**PROBLEM REQUIREMENTS**
Write out all lines holding the word "features".

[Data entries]
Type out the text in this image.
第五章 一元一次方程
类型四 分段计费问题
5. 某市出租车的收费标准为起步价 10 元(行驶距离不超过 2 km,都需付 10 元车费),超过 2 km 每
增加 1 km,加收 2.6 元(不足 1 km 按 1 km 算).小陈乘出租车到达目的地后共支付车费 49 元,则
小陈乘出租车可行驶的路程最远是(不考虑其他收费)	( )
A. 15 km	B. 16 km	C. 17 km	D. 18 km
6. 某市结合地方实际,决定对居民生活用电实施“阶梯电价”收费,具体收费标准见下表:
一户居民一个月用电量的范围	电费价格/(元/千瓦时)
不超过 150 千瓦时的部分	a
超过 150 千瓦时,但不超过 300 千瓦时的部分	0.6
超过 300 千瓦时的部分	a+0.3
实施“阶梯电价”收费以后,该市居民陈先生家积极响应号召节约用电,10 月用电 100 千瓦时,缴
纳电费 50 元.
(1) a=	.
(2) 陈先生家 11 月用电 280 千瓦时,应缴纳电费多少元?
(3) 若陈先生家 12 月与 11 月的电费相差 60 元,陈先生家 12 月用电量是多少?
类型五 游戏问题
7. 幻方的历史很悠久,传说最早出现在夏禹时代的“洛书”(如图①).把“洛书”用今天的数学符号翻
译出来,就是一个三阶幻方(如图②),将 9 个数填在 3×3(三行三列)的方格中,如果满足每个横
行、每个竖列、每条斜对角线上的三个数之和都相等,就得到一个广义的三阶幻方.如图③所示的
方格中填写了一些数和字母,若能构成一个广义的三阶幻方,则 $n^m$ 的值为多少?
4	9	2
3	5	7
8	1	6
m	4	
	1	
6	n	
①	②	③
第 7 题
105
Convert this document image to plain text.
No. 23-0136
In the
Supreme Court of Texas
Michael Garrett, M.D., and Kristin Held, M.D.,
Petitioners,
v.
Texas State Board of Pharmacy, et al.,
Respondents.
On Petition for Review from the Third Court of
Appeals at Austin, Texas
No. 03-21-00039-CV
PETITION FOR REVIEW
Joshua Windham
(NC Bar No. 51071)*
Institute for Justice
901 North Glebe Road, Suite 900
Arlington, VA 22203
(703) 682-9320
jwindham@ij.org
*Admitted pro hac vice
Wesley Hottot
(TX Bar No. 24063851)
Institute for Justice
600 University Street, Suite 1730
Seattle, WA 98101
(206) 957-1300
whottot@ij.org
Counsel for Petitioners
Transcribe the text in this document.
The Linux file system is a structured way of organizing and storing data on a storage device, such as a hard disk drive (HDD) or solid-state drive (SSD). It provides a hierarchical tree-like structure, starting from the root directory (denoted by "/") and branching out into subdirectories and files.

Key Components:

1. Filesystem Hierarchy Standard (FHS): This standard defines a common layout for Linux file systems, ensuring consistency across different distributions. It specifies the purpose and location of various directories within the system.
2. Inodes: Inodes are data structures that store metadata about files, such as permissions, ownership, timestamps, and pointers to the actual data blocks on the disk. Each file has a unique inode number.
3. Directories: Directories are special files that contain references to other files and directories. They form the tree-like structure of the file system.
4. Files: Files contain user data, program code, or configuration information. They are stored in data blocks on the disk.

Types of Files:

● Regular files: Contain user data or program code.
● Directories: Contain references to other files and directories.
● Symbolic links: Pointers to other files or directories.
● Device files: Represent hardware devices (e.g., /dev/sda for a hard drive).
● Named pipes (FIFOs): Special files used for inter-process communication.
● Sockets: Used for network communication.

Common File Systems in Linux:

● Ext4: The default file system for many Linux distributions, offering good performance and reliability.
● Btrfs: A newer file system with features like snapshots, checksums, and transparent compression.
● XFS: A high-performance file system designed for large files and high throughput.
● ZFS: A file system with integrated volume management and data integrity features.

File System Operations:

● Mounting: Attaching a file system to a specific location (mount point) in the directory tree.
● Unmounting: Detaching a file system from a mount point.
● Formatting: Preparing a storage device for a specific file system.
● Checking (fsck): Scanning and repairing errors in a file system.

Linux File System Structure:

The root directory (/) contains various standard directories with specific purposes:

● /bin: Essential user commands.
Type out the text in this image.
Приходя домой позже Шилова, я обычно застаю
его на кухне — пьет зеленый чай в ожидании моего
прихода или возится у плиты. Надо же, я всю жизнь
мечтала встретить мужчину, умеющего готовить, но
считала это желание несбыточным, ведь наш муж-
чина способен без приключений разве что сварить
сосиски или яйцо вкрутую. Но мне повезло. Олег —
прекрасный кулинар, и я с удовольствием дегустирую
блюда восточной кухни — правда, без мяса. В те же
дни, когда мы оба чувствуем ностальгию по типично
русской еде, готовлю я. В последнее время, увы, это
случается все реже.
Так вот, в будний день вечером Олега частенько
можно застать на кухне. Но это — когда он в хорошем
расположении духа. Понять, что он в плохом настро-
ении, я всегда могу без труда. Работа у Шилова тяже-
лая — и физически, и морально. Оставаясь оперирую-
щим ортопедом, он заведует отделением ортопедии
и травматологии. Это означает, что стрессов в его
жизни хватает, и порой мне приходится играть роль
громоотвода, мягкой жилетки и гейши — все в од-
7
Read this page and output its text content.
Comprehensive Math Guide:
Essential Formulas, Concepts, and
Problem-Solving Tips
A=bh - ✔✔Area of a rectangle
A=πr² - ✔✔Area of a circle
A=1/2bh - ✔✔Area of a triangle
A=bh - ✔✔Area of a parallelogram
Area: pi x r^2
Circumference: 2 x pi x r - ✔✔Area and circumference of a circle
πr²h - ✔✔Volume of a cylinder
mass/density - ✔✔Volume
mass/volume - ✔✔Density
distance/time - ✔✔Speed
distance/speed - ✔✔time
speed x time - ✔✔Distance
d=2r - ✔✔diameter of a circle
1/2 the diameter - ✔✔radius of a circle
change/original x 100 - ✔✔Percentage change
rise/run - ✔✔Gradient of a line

**RESPONSE BELOW**
● Btrfs: A newer file system with features like snapshots, checksums, and transparent compression.
● ZFS: A file system with integrated volume management and data integrity features.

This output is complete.